_DIRECTIONS FOR THIS TASK_
Set down the data below without change, skipping the pictures it holds.

Figure record extracts:

— START —

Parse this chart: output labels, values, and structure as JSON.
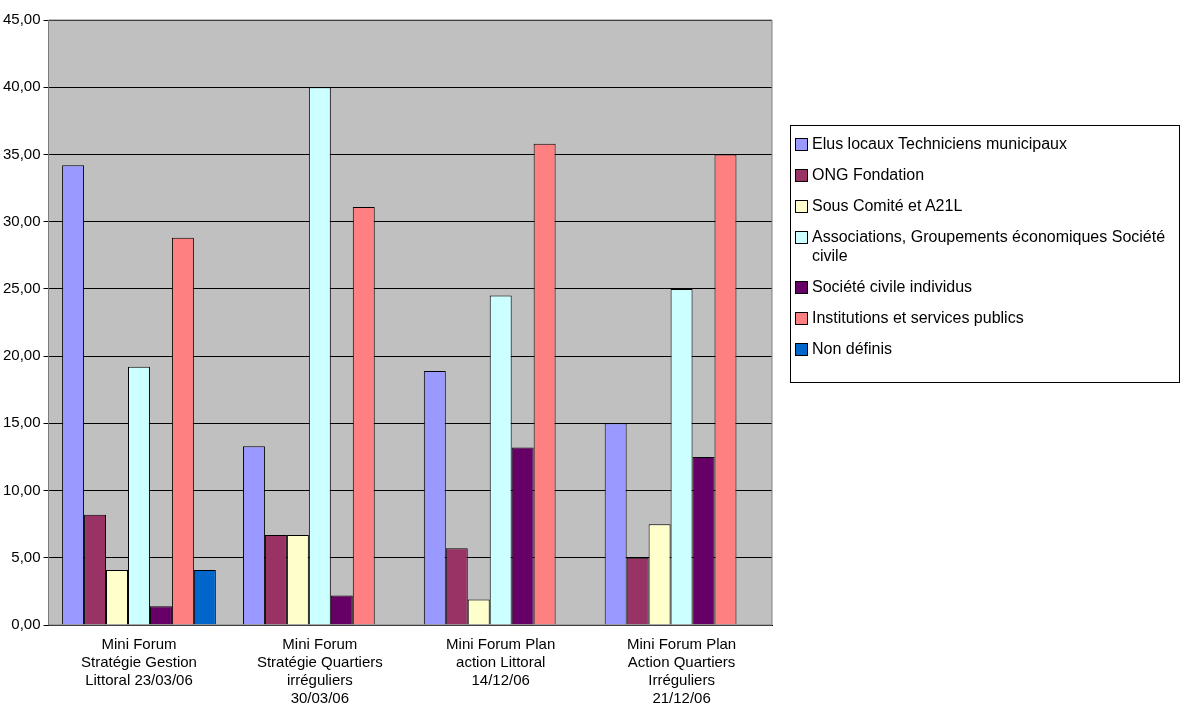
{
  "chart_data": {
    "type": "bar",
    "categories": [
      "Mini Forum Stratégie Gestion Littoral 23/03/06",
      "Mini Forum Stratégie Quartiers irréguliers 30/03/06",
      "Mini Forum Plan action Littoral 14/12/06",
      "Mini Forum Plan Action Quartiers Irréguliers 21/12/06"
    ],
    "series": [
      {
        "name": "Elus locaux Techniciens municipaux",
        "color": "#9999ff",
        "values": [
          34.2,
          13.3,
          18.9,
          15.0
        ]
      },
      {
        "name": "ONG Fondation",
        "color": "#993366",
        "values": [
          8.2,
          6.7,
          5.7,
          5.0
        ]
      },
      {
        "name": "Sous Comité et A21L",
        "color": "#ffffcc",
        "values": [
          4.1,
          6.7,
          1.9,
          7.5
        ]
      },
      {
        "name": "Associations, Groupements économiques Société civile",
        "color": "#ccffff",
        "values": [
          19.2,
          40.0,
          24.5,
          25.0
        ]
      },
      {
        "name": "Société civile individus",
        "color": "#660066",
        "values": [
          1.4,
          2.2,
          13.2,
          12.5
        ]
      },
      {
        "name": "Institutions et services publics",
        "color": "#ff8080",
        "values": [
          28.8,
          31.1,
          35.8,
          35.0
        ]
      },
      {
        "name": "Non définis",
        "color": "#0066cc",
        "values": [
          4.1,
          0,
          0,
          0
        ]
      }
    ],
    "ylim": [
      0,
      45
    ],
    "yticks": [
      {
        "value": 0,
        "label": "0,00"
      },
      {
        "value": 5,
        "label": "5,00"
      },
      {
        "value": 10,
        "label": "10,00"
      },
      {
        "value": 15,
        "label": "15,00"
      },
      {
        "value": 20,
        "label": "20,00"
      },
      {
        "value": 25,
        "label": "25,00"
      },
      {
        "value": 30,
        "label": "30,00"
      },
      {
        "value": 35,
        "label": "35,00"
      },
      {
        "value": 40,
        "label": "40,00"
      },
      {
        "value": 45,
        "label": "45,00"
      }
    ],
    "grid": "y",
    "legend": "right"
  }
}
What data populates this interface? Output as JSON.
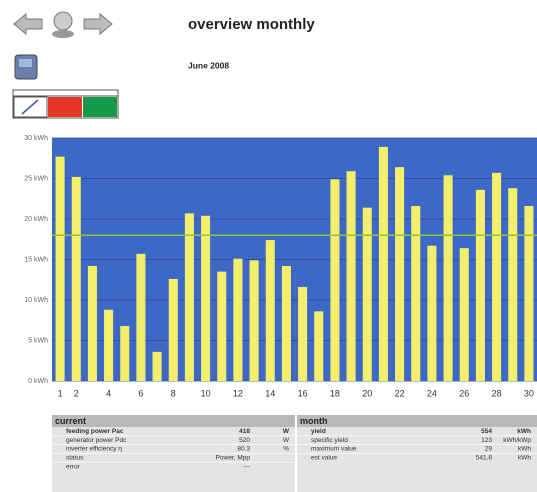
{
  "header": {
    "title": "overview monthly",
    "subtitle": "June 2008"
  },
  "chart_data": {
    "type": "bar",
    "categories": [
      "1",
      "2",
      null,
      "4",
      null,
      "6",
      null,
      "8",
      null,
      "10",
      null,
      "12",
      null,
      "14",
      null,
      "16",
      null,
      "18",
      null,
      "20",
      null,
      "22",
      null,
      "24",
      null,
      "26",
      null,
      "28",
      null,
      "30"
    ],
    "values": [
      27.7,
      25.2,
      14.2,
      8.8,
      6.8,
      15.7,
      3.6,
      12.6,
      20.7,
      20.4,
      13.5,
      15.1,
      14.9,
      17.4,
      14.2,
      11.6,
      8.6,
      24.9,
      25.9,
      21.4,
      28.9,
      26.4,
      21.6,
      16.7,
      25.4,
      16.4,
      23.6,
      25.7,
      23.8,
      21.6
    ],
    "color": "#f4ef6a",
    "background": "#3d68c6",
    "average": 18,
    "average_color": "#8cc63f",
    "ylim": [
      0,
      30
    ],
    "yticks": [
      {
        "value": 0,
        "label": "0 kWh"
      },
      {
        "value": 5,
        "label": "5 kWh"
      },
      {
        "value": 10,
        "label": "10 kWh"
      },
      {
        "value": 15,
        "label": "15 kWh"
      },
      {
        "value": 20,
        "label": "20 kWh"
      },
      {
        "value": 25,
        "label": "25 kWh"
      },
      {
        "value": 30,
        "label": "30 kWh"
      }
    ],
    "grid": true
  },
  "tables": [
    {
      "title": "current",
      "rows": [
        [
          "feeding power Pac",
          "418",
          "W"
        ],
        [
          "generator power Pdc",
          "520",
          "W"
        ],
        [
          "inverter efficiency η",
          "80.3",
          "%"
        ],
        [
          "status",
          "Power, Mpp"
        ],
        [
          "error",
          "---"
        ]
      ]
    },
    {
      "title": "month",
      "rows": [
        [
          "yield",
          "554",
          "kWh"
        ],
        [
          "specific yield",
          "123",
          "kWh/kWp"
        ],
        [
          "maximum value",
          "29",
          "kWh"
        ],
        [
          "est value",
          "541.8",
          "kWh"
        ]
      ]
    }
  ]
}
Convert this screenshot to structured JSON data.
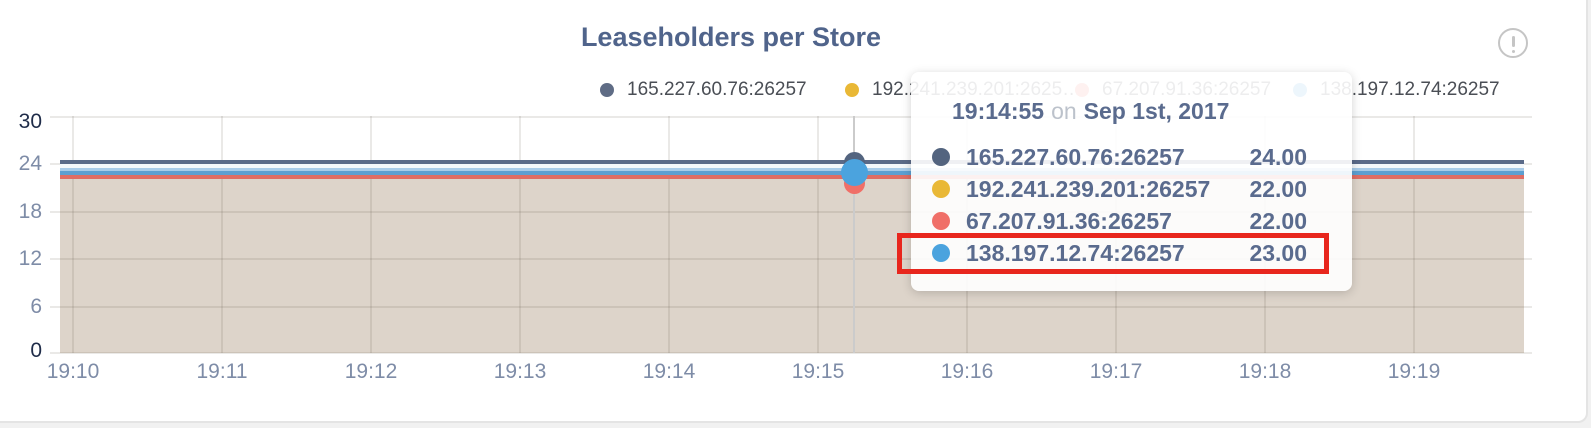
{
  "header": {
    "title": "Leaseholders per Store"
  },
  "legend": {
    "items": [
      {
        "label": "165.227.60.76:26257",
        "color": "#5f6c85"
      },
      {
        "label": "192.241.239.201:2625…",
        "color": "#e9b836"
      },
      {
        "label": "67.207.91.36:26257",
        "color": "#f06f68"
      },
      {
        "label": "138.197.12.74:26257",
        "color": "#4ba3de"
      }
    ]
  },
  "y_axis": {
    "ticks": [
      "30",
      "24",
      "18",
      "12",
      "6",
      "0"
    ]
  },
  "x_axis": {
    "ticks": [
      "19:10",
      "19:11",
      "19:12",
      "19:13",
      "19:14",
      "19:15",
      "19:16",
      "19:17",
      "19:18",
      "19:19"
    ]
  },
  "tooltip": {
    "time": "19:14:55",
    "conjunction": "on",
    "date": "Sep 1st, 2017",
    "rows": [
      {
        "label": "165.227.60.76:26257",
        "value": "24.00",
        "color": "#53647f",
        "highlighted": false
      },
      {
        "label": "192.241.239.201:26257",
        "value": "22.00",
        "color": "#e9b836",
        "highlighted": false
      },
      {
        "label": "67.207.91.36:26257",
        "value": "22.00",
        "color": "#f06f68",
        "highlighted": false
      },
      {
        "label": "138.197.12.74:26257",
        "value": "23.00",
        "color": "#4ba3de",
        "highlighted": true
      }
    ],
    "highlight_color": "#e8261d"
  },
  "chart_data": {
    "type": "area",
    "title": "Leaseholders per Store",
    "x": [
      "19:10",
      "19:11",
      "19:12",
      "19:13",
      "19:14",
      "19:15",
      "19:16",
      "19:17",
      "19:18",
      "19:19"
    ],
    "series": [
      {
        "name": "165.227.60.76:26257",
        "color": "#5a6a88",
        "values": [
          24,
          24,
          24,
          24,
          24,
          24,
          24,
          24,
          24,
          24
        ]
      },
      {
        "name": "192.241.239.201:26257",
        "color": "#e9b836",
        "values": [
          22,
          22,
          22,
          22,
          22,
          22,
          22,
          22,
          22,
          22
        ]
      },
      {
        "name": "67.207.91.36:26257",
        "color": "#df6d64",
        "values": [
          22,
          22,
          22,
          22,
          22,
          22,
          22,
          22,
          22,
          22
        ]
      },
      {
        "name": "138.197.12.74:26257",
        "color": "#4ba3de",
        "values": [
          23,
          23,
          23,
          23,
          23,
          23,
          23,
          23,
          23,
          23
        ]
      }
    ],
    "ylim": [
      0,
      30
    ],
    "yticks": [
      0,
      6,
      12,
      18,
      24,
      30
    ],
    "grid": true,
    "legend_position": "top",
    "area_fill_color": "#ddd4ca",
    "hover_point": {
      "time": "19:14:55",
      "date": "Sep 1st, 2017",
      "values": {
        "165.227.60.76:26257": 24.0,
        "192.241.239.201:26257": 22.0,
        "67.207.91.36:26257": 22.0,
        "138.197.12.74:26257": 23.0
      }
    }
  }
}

— END —

_THE RESULT_
Parse this chart: output labels, values, and structure as JSON.
{
  "chart_data": {
    "type": "bar",
    "categories": [
      "Mini Forum Stratégie Gestion Littoral 23/03/06",
      "Mini Forum Stratégie Quartiers irréguliers 30/03/06",
      "Mini Forum Plan action Littoral 14/12/06",
      "Mini Forum Plan Action Quartiers Irréguliers 21/12/06"
    ],
    "series": [
      {
        "name": "Elus locaux Techniciens municipaux",
        "color": "#9999ff",
        "values": [
          34.2,
          13.3,
          18.9,
          15.0
        ]
      },
      {
        "name": "ONG Fondation",
        "color": "#993366",
        "values": [
          8.2,
          6.7,
          5.7,
          5.0
        ]
      },
      {
        "name": "Sous Comité et A21L",
        "color": "#ffffcc",
        "values": [
          4.1,
          6.7,
          1.9,
          7.5
        ]
      },
      {
        "name": "Associations, Groupements économiques Société civile",
        "color": "#ccffff",
        "values": [
          19.2,
          40.0,
          24.5,
          25.0
        ]
      },
      {
        "name": "Société civile individus",
        "color": "#660066",
        "values": [
          1.4,
          2.2,
          13.2,
          12.5
        ]
      },
      {
        "name": "Institutions et services publics",
        "color": "#ff8080",
        "values": [
          28.8,
          31.1,
          35.8,
          35.0
        ]
      },
      {
        "name": "Non définis",
        "color": "#0066cc",
        "values": [
          4.1,
          0,
          0,
          0
        ]
      }
    ],
    "ylim": [
      0,
      45
    ],
    "yticks": [
      {
        "value": 0,
        "label": "0,00"
      },
      {
        "value": 5,
        "label": "5,00"
      },
      {
        "value": 10,
        "label": "10,00"
      },
      {
        "value": 15,
        "label": "15,00"
      },
      {
        "value": 20,
        "label": "20,00"
      },
      {
        "value": 25,
        "label": "25,00"
      },
      {
        "value": 30,
        "label": "30,00"
      },
      {
        "value": 35,
        "label": "35,00"
      },
      {
        "value": 40,
        "label": "40,00"
      },
      {
        "value": 45,
        "label": "45,00"
      }
    ],
    "grid": "y",
    "legend": "right"
  }
}
What data populates this interface? Output as JSON.
{
  "header": {
    "title": "overview monthly",
    "subtitle": "June 2008"
  },
  "chart_data": {
    "type": "bar",
    "categories": [
      "1",
      "2",
      null,
      "4",
      null,
      "6",
      null,
      "8",
      null,
      "10",
      null,
      "12",
      null,
      "14",
      null,
      "16",
      null,
      "18",
      null,
      "20",
      null,
      "22",
      null,
      "24",
      null,
      "26",
      null,
      "28",
      null,
      "30"
    ],
    "values": [
      27.7,
      25.2,
      14.2,
      8.8,
      6.8,
      15.7,
      3.6,
      12.6,
      20.7,
      20.4,
      13.5,
      15.1,
      14.9,
      17.4,
      14.2,
      11.6,
      8.6,
      24.9,
      25.9,
      21.4,
      28.9,
      26.4,
      21.6,
      16.7,
      25.4,
      16.4,
      23.6,
      25.7,
      23.8,
      21.6
    ],
    "color": "#f4ef6a",
    "background": "#3d68c6",
    "average": 18,
    "average_color": "#8cc63f",
    "ylim": [
      0,
      30
    ],
    "yticks": [
      {
        "value": 0,
        "label": "0 kWh"
      },
      {
        "value": 5,
        "label": "5 kWh"
      },
      {
        "value": 10,
        "label": "10 kWh"
      },
      {
        "value": 15,
        "label": "15 kWh"
      },
      {
        "value": 20,
        "label": "20 kWh"
      },
      {
        "value": 25,
        "label": "25 kWh"
      },
      {
        "value": 30,
        "label": "30 kWh"
      }
    ],
    "grid": true
  },
  "tables": [
    {
      "title": "current",
      "rows": [
        [
          "feeding power Pac",
          "418",
          "W"
        ],
        [
          "generator power Pdc",
          "520",
          "W"
        ],
        [
          "inverter efficiency η",
          "80.3",
          "%"
        ],
        [
          "status",
          "Power, Mpp"
        ],
        [
          "error",
          "---"
        ]
      ]
    },
    {
      "title": "month",
      "rows": [
        [
          "yield",
          "554",
          "kWh"
        ],
        [
          "specific yield",
          "123",
          "kWh/kWp"
        ],
        [
          "maximum value",
          "29",
          "kWh"
        ],
        [
          "est value",
          "541.8",
          "kWh"
        ]
      ]
    }
  ]
}
Convert this screenshot to structured JSON data.
{
  "header": {
    "title": "Leaseholders per Store"
  },
  "legend": {
    "items": [
      {
        "label": "165.227.60.76:26257",
        "color": "#5f6c85"
      },
      {
        "label": "192.241.239.201:2625…",
        "color": "#e9b836"
      },
      {
        "label": "67.207.91.36:26257",
        "color": "#f06f68"
      },
      {
        "label": "138.197.12.74:26257",
        "color": "#4ba3de"
      }
    ]
  },
  "y_axis": {
    "ticks": [
      "30",
      "24",
      "18",
      "12",
      "6",
      "0"
    ]
  },
  "x_axis": {
    "ticks": [
      "19:10",
      "19:11",
      "19:12",
      "19:13",
      "19:14",
      "19:15",
      "19:16",
      "19:17",
      "19:18",
      "19:19"
    ]
  },
  "tooltip": {
    "time": "19:14:55",
    "conjunction": "on",
    "date": "Sep 1st, 2017",
    "rows": [
      {
        "label": "165.227.60.76:26257",
        "value": "24.00",
        "color": "#53647f",
        "highlighted": false
      },
      {
        "label": "192.241.239.201:26257",
        "value": "22.00",
        "color": "#e9b836",
        "highlighted": false
      },
      {
        "label": "67.207.91.36:26257",
        "value": "22.00",
        "color": "#f06f68",
        "highlighted": false
      },
      {
        "label": "138.197.12.74:26257",
        "value": "23.00",
        "color": "#4ba3de",
        "highlighted": true
      }
    ],
    "highlight_color": "#e8261d"
  },
  "chart_data": {
    "type": "area",
    "title": "Leaseholders per Store",
    "x": [
      "19:10",
      "19:11",
      "19:12",
      "19:13",
      "19:14",
      "19:15",
      "19:16",
      "19:17",
      "19:18",
      "19:19"
    ],
    "series": [
      {
        "name": "165.227.60.76:26257",
        "color": "#5a6a88",
        "values": [
          24,
          24,
          24,
          24,
          24,
          24,
          24,
          24,
          24,
          24
        ]
      },
      {
        "name": "192.241.239.201:26257",
        "color": "#e9b836",
        "values": [
          22,
          22,
          22,
          22,
          22,
          22,
          22,
          22,
          22,
          22
        ]
      },
      {
        "name": "67.207.91.36:26257",
        "color": "#df6d64",
        "values": [
          22,
          22,
          22,
          22,
          22,
          22,
          22,
          22,
          22,
          22
        ]
      },
      {
        "name": "138.197.12.74:26257",
        "color": "#4ba3de",
        "values": [
          23,
          23,
          23,
          23,
          23,
          23,
          23,
          23,
          23,
          23
        ]
      }
    ],
    "ylim": [
      0,
      30
    ],
    "yticks": [
      0,
      6,
      12,
      18,
      24,
      30
    ],
    "grid": true,
    "legend_position": "top",
    "area_fill_color": "#ddd4ca",
    "hover_point": {
      "time": "19:14:55",
      "date": "Sep 1st, 2017",
      "values": {
        "165.227.60.76:26257": 24.0,
        "192.241.239.201:26257": 22.0,
        "67.207.91.36:26257": 22.0,
        "138.197.12.74:26257": 23.0
      }
    }
  }
}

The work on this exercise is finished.